(AIM OF THE TASK)
Reproduce the listing below line for line, without changing a single character.

(DATA TO USE)
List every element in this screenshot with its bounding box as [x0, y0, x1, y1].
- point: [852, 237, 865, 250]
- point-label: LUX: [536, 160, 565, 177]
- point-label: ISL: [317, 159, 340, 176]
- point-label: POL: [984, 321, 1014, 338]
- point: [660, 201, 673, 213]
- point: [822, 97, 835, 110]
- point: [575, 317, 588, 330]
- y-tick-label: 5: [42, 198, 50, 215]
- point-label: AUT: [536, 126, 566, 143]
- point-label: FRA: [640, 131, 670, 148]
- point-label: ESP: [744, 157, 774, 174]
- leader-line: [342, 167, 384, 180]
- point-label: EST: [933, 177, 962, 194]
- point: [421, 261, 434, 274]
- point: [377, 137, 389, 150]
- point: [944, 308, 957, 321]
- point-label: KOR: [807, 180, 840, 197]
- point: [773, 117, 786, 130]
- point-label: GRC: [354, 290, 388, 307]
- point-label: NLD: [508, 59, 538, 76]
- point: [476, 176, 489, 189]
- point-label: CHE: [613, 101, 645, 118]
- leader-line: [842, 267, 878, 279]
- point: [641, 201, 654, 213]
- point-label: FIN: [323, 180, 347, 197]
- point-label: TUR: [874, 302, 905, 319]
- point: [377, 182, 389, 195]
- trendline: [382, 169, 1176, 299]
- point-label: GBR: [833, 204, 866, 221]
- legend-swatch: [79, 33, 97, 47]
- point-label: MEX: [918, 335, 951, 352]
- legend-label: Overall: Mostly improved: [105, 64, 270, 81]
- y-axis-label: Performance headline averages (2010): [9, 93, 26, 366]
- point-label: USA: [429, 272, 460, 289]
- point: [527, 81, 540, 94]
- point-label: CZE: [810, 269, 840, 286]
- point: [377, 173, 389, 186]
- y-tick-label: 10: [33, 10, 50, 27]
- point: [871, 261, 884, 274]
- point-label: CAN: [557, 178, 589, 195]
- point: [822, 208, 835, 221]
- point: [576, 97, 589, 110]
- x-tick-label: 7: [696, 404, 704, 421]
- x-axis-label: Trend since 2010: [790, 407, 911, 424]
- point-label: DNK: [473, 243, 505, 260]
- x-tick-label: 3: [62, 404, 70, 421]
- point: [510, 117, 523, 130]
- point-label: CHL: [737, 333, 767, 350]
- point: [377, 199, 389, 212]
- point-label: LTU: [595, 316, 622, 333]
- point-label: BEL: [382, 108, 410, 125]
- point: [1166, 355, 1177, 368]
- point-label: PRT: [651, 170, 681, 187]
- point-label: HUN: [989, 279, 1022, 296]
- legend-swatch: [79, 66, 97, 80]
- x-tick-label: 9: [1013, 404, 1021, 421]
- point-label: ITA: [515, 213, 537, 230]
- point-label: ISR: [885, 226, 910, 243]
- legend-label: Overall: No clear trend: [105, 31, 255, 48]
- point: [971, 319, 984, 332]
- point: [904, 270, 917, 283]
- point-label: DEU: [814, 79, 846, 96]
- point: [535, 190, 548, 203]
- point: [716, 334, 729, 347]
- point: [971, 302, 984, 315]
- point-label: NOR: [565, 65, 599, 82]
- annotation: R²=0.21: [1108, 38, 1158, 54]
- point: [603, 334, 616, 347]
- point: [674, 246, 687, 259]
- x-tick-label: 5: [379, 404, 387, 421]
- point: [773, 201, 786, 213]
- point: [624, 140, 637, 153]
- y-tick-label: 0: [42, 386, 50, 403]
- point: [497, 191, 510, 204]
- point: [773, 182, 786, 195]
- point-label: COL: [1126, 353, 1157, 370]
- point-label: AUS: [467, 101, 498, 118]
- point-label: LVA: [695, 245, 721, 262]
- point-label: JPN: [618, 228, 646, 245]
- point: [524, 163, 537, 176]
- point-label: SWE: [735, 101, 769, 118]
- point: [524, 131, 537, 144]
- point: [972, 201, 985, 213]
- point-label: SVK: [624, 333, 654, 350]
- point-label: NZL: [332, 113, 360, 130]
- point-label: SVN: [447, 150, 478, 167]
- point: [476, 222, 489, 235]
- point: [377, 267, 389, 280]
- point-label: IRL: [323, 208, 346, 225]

(SOLUTION FOR THIS PROBLEM)
List every element in this screenshot with its bounding box as [x0, y0, x1, y1].
- point: [852, 237, 865, 250]
- point-label: LUX: [536, 160, 565, 177]
- point-label: ISL: [317, 159, 340, 176]
- point-label: POL: [984, 321, 1014, 338]
- point: [660, 201, 673, 213]
- point: [822, 97, 835, 110]
- point: [575, 317, 588, 330]
- y-tick-label: 5: [42, 198, 50, 215]
- point-label: AUT: [536, 126, 566, 143]
- point-label: FRA: [640, 131, 670, 148]
- point-label: ESP: [744, 157, 774, 174]
- leader-line: [342, 167, 384, 180]
- point-label: EST: [933, 177, 962, 194]
- point: [421, 261, 434, 274]
- point: [377, 137, 389, 150]
- point: [944, 308, 957, 321]
- point-label: KOR: [807, 180, 840, 197]
- point: [773, 117, 786, 130]
- point-label: GRC: [354, 290, 388, 307]
- point-label: NLD: [508, 59, 538, 76]
- point: [476, 176, 489, 189]
- point-label: CHE: [613, 101, 645, 118]
- leader-line: [842, 267, 878, 279]
- point: [641, 201, 654, 213]
- point-label: FIN: [323, 180, 347, 197]
- point-label: TUR: [874, 302, 905, 319]
- point: [377, 182, 389, 195]
- trendline: [382, 169, 1176, 299]
- point-label: GBR: [833, 204, 866, 221]
- legend-swatch: [79, 33, 97, 47]
- point-label: MEX: [918, 335, 951, 352]
- legend-label: Overall: Mostly improved: [105, 64, 270, 81]
- y-axis-label: Performance headline averages (2010): [9, 93, 26, 366]
- point-label: USA: [429, 272, 460, 289]
- point: [527, 81, 540, 94]
- point-label: CZE: [810, 269, 840, 286]
- point: [377, 173, 389, 186]
- y-tick-label: 10: [33, 10, 50, 27]
- point: [871, 261, 884, 274]
- point-label: CAN: [557, 178, 589, 195]
- point: [822, 208, 835, 221]
- point: [576, 97, 589, 110]
- x-tick-label: 7: [696, 404, 704, 421]
- x-axis-label: Trend since 2010: [790, 407, 911, 424]
- point-label: DNK: [473, 243, 505, 260]
- x-tick-label: 3: [62, 404, 70, 421]
- point: [510, 117, 523, 130]
- point-label: CHL: [737, 333, 767, 350]
- point: [377, 199, 389, 212]
- point-label: LTU: [595, 316, 622, 333]
- point-label: BEL: [382, 108, 410, 125]
- point: [1166, 355, 1177, 368]
- point-label: PRT: [651, 170, 681, 187]
- point-label: HUN: [989, 279, 1022, 296]
- legend-swatch: [79, 66, 97, 80]
- x-tick-label: 9: [1013, 404, 1021, 421]
- point-label: ITA: [515, 213, 537, 230]
- point-label: ISR: [885, 226, 910, 243]
- legend-label: Overall: No clear trend: [105, 31, 255, 48]
- point: [971, 319, 984, 332]
- point: [904, 270, 917, 283]
- point-label: DEU: [814, 79, 846, 96]
- point: [535, 190, 548, 203]
- point: [716, 334, 729, 347]
- point: [971, 302, 984, 315]
- point-label: NOR: [565, 65, 599, 82]
- annotation: R²=0.21: [1108, 38, 1158, 54]
- point: [603, 334, 616, 347]
- point: [674, 246, 687, 259]
- x-tick-label: 5: [379, 404, 387, 421]
- point: [773, 201, 786, 213]
- point: [624, 140, 637, 153]
- y-tick-label: 0: [42, 386, 50, 403]
- point: [497, 191, 510, 204]
- point: [773, 182, 786, 195]
- point-label: COL: [1126, 353, 1157, 370]
- point-label: AUS: [467, 101, 498, 118]
- point-label: LVA: [695, 245, 721, 262]
- point-label: JPN: [618, 228, 646, 245]
- point: [524, 163, 537, 176]
- point-label: SWE: [735, 101, 769, 118]
- point: [524, 131, 537, 144]
- point: [972, 201, 985, 213]
- point-label: SVK: [624, 333, 654, 350]
- point-label: NZL: [332, 113, 360, 130]
- point-label: SVN: [447, 150, 478, 167]
- point: [476, 222, 489, 235]
- point: [377, 267, 389, 280]
- point-label: IRL: [323, 208, 346, 225]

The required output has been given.